▸ **TASK OBJECTIVE**:
Look through the data below and return each line where "Volume" appears.

-- Start SUPPLIED RECORDS --

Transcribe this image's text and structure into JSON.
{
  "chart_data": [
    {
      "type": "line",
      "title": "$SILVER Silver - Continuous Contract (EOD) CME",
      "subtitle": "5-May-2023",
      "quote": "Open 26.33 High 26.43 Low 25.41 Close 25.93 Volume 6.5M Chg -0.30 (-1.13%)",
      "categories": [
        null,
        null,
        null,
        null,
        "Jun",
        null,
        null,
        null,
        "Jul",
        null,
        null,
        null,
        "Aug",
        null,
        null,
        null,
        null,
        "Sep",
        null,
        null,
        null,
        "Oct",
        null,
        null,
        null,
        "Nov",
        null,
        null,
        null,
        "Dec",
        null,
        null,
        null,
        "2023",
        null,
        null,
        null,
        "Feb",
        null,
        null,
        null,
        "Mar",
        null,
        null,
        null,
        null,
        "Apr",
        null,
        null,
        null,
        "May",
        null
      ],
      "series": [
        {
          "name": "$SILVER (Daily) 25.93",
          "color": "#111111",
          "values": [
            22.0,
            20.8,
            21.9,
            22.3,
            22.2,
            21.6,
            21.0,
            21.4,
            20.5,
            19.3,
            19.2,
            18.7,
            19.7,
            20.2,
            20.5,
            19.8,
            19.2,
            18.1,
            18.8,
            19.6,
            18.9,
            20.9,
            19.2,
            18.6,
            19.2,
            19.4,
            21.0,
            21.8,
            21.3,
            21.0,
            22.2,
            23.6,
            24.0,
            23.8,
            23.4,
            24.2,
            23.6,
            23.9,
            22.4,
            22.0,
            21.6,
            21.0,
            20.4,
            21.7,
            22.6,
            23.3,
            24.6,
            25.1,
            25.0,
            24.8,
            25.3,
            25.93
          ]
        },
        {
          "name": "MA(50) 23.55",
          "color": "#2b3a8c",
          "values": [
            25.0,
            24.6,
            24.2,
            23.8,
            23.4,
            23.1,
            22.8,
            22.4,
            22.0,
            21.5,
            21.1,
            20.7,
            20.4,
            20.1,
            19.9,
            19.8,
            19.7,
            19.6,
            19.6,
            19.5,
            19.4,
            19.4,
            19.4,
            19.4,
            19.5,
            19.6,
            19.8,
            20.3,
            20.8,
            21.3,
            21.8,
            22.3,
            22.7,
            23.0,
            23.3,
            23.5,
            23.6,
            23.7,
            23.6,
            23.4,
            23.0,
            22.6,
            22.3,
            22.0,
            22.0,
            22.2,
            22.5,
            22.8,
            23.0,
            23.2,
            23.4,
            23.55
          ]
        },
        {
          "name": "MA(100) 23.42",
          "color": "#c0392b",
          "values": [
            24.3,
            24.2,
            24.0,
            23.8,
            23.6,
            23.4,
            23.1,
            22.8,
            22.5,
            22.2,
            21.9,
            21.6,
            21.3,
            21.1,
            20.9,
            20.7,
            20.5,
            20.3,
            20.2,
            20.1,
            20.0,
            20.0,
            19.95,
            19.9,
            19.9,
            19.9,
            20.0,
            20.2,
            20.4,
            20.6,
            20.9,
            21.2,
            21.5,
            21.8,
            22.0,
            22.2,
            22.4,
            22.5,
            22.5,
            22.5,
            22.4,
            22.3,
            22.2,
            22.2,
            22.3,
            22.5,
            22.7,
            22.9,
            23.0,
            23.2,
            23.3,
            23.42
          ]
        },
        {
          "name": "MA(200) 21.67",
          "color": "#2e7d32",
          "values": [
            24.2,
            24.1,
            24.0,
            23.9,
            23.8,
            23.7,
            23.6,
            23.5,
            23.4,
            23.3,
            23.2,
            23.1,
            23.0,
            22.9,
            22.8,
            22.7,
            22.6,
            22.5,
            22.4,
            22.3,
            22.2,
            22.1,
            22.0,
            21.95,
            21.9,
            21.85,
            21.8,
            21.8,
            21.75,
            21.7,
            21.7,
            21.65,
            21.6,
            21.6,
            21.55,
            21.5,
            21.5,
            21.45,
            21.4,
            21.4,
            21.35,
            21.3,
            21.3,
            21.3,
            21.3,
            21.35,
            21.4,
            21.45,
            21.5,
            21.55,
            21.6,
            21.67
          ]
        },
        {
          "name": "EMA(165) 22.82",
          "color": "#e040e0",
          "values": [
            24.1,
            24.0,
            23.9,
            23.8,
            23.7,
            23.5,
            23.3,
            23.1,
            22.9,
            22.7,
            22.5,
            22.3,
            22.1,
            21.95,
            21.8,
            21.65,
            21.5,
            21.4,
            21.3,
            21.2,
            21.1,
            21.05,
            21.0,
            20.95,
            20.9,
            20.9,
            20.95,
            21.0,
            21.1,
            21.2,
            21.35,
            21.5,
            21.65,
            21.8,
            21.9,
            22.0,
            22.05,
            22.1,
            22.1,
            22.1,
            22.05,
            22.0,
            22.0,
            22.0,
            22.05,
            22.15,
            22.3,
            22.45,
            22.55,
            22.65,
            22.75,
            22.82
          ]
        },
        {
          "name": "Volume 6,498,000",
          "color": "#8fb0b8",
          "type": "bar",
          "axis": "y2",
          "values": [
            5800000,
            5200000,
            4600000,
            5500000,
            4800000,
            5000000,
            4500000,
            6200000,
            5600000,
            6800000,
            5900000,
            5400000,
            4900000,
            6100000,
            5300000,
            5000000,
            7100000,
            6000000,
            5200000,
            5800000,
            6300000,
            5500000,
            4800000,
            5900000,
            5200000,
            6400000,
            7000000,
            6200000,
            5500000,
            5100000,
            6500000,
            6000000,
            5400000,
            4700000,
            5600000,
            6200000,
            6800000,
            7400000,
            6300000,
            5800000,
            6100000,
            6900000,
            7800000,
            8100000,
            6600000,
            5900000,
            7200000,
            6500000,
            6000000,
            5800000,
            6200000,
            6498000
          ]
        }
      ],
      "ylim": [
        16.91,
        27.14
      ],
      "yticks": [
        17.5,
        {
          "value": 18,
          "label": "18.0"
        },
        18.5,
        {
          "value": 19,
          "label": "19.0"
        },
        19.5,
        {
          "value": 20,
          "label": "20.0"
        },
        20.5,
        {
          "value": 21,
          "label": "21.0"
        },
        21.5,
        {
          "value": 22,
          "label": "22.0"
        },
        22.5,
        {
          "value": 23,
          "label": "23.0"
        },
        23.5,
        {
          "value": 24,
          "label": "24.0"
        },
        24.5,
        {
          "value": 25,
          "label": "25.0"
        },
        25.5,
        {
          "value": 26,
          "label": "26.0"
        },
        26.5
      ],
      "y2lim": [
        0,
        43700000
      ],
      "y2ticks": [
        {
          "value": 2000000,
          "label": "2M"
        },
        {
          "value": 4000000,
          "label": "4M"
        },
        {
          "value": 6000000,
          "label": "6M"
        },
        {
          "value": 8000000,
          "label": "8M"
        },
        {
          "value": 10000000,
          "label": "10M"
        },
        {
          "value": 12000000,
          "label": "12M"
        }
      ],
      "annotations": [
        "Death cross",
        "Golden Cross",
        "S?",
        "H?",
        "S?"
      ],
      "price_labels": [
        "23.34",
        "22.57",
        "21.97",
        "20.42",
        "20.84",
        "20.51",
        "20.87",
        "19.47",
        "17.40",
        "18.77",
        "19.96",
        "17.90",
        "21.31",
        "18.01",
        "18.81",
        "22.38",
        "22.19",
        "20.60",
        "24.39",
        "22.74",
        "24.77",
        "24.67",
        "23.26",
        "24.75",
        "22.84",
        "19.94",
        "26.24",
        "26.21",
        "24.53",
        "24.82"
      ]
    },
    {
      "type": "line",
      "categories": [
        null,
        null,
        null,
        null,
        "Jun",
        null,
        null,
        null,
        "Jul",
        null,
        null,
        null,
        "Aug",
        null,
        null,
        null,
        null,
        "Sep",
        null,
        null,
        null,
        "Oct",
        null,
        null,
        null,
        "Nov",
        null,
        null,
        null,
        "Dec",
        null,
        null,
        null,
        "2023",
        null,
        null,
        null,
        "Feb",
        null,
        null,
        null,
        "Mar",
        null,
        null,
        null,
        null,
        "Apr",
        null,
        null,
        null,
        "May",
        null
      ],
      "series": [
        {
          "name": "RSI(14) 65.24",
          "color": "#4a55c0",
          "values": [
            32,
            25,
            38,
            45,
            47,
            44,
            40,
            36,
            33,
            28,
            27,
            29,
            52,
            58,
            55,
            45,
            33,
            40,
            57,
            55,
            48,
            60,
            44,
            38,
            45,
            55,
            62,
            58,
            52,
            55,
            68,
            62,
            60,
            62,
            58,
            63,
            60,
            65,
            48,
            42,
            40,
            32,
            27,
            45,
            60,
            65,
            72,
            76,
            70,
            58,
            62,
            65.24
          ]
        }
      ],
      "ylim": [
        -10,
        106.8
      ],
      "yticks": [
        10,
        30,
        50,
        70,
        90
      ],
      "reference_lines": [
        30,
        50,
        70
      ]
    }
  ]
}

-- End SUPPLIED RECORDS --

▸ **WRITTEN SOLUTION**:
      "quote": "Open 26.33 High 26.43 Low 25.41 Close 25.93 Volume 6.5M Chg -0.30 (-1.13%)",
          "name": "Volume 6,498,000",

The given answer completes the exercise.